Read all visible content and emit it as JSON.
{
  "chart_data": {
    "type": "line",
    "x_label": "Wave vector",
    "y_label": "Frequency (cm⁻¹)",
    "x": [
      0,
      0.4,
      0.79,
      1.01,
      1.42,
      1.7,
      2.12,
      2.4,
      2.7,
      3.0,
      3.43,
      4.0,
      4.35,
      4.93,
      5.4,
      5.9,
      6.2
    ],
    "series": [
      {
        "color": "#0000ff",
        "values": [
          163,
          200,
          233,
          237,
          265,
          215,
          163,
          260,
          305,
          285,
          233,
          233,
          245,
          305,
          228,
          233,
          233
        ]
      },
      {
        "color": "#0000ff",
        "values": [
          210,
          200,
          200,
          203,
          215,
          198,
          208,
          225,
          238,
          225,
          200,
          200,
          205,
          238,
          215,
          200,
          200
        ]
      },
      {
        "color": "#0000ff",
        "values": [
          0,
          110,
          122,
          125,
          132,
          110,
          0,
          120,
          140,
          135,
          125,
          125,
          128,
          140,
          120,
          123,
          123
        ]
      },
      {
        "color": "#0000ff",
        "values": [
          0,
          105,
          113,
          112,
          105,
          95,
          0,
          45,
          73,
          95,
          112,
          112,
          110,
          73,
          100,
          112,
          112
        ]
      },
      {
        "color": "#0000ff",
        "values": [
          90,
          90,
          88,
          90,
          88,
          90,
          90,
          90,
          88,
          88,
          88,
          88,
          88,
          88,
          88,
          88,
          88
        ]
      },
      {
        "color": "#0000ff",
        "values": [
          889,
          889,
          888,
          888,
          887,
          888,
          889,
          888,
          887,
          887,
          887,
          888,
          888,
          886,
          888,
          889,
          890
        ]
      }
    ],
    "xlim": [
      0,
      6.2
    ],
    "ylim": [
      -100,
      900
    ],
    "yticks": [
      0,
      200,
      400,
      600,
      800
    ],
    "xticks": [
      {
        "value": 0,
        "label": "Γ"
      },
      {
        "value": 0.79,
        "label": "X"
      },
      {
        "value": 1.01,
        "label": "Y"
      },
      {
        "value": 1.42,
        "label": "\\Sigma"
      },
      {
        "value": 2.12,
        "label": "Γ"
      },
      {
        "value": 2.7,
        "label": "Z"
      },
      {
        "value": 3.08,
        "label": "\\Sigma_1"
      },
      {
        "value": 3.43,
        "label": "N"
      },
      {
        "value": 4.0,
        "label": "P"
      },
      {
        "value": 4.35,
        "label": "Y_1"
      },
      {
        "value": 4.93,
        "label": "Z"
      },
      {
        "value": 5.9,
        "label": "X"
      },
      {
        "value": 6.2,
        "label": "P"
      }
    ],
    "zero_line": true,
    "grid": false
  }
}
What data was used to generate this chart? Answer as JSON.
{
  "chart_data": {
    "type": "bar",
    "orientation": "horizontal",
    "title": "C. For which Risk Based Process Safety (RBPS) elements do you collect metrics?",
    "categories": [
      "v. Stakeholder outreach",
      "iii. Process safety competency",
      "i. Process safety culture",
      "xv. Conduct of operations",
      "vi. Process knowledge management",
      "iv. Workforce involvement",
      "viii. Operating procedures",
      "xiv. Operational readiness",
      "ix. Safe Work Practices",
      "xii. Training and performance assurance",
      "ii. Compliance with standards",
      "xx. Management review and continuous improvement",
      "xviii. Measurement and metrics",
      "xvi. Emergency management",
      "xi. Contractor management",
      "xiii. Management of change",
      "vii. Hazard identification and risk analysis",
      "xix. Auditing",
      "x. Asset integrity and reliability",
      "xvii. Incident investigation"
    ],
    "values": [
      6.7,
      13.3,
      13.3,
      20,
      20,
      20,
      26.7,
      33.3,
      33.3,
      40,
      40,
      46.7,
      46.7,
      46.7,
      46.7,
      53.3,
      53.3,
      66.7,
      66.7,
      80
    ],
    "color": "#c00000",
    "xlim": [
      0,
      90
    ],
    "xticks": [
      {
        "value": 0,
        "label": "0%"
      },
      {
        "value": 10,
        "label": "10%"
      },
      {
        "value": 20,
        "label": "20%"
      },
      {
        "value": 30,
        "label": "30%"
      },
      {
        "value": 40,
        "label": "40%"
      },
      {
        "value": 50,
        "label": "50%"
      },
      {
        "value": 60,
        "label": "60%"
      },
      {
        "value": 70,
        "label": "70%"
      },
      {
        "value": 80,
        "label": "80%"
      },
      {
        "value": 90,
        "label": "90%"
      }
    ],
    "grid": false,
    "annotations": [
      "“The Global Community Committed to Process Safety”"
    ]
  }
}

- - - - -

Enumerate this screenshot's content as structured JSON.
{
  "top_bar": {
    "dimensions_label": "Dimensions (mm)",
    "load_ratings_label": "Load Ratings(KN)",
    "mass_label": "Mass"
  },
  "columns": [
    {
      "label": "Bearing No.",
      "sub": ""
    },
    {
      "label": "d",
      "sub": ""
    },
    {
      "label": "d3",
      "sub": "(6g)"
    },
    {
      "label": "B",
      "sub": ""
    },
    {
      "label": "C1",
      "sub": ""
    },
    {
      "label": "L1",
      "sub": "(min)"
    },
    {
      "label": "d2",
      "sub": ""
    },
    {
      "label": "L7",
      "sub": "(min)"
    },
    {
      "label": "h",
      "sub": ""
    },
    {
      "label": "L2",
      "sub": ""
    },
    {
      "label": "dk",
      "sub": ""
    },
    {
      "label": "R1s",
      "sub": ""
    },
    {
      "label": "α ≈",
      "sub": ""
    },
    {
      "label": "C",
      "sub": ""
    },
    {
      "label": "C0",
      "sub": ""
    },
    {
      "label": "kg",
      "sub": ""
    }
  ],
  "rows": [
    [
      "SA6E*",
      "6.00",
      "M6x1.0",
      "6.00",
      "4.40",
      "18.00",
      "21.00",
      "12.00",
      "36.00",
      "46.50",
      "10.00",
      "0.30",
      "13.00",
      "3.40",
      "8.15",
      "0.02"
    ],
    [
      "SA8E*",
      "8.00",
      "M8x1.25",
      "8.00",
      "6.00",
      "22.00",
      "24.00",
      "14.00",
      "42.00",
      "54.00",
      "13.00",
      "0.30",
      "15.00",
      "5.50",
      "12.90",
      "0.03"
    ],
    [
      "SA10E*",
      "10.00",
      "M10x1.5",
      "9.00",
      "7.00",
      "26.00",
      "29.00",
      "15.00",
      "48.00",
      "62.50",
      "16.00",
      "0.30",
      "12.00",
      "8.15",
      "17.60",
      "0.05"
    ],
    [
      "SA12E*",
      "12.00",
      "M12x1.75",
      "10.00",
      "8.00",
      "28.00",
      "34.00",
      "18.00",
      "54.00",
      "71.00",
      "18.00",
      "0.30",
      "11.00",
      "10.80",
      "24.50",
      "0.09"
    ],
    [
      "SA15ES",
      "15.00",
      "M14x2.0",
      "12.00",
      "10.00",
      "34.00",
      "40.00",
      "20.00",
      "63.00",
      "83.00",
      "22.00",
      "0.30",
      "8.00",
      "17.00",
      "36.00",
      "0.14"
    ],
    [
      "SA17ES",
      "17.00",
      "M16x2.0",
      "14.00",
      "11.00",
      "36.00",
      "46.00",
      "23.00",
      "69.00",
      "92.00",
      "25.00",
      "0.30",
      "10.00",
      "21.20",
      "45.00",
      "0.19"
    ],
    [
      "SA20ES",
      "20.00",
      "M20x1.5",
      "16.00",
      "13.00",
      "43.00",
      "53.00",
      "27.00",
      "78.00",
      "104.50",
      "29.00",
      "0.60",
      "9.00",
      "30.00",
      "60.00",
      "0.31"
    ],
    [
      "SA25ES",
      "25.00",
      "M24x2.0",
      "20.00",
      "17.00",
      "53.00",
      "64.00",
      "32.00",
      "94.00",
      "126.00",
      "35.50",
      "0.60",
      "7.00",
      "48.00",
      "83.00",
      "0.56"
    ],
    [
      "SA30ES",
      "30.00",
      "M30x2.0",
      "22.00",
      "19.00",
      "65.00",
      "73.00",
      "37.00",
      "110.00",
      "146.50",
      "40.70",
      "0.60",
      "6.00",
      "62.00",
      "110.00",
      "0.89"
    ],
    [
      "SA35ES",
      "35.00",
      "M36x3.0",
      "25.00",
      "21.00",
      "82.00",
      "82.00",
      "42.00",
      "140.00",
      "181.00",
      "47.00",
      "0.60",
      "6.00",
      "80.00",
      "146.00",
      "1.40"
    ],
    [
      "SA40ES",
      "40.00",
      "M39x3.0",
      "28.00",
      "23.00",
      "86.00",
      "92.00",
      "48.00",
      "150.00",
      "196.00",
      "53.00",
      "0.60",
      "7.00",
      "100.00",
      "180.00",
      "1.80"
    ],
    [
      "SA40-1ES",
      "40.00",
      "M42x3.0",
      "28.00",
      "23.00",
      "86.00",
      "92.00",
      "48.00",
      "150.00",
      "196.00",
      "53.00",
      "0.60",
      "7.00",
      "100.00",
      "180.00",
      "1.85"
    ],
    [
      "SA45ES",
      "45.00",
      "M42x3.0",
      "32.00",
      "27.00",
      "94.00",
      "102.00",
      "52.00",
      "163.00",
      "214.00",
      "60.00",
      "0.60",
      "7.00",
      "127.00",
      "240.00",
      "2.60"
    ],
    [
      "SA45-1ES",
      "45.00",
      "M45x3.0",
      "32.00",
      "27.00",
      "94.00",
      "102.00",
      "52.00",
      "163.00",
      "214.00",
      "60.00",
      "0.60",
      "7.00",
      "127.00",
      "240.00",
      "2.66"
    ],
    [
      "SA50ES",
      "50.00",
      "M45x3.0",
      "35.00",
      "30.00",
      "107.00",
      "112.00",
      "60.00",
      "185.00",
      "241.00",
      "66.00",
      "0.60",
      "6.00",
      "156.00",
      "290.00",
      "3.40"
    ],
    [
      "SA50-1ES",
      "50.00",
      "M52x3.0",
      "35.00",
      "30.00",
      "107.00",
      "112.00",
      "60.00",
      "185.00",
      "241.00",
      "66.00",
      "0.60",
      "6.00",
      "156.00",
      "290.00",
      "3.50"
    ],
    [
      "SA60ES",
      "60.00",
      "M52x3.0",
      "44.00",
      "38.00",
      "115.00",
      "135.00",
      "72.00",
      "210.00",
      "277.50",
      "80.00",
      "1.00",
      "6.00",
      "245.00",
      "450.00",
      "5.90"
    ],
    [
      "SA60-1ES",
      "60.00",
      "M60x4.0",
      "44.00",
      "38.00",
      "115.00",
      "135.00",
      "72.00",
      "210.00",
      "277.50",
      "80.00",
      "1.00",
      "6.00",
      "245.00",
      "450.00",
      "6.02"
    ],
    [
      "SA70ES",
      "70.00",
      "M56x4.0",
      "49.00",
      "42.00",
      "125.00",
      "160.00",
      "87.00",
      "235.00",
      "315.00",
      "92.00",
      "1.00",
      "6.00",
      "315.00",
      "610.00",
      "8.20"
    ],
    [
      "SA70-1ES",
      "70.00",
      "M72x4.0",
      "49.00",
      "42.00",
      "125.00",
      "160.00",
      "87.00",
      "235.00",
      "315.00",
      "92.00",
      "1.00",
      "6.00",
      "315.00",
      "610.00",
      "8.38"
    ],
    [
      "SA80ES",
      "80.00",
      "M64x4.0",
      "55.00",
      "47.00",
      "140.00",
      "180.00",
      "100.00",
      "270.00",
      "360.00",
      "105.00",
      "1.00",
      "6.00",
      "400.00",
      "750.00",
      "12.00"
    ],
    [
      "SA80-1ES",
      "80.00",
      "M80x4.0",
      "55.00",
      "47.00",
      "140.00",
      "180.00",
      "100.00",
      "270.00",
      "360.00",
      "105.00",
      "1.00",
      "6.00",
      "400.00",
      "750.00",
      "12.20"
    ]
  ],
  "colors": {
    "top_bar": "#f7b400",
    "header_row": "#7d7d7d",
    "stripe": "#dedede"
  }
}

- - - - -

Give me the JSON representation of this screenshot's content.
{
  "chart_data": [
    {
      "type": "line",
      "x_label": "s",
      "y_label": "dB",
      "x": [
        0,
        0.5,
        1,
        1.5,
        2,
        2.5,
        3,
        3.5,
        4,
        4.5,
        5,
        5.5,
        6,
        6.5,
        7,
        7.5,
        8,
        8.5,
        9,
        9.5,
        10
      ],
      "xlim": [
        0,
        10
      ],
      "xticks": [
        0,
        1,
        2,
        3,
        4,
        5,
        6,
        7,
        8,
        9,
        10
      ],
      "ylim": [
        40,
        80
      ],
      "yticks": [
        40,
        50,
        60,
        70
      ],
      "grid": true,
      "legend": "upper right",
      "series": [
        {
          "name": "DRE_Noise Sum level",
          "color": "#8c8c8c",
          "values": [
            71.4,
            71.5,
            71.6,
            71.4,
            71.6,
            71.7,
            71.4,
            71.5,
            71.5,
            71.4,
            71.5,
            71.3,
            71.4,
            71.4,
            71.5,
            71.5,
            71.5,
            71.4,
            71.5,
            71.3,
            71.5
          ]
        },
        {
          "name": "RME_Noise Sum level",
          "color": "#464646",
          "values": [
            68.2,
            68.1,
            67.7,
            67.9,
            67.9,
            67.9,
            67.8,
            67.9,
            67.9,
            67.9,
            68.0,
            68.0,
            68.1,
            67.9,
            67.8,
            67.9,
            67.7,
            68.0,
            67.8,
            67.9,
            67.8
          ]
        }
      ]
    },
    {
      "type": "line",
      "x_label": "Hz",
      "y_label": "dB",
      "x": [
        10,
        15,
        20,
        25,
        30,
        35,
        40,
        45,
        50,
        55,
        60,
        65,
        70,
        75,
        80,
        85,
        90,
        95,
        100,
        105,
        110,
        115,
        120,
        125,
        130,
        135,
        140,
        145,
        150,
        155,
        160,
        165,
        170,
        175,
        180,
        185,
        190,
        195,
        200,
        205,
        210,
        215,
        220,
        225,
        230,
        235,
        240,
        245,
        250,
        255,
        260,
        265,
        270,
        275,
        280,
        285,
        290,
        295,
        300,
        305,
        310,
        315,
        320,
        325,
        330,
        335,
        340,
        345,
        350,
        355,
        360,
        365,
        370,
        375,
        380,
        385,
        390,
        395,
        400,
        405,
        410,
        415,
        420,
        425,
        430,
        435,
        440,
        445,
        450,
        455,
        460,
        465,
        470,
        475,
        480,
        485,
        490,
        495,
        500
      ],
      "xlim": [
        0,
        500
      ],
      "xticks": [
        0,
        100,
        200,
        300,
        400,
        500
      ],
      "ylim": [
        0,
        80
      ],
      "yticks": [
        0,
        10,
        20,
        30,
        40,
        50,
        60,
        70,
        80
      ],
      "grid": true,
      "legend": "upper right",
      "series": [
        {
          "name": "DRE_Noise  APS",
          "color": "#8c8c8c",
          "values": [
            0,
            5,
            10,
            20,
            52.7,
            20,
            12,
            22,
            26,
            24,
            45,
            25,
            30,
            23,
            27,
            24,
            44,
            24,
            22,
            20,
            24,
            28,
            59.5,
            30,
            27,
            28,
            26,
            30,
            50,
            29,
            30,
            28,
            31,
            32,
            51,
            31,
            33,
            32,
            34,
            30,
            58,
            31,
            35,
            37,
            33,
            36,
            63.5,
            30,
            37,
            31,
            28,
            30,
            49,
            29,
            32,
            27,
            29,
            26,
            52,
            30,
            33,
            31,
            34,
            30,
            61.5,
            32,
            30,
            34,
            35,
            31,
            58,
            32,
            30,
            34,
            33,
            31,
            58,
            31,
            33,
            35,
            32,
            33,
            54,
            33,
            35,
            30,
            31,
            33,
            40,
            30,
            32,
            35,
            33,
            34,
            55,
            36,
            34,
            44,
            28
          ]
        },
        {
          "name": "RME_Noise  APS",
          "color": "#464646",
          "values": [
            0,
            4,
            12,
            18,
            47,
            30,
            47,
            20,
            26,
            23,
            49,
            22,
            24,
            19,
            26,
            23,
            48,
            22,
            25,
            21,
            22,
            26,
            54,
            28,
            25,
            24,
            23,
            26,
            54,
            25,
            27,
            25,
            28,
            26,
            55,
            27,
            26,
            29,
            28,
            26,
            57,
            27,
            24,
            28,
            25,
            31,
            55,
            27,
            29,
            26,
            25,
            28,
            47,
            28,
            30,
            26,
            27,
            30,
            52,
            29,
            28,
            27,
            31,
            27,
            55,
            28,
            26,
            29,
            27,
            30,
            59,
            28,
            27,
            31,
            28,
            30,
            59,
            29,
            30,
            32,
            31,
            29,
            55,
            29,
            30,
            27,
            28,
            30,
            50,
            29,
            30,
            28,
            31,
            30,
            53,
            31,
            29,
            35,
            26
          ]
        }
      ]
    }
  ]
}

- - - - -

Stated task :: From the entries, copy out each line containing the word "type".

Response ::
    "type": "line",
    "type": "bar",
      "type": "line",
      "type": "line",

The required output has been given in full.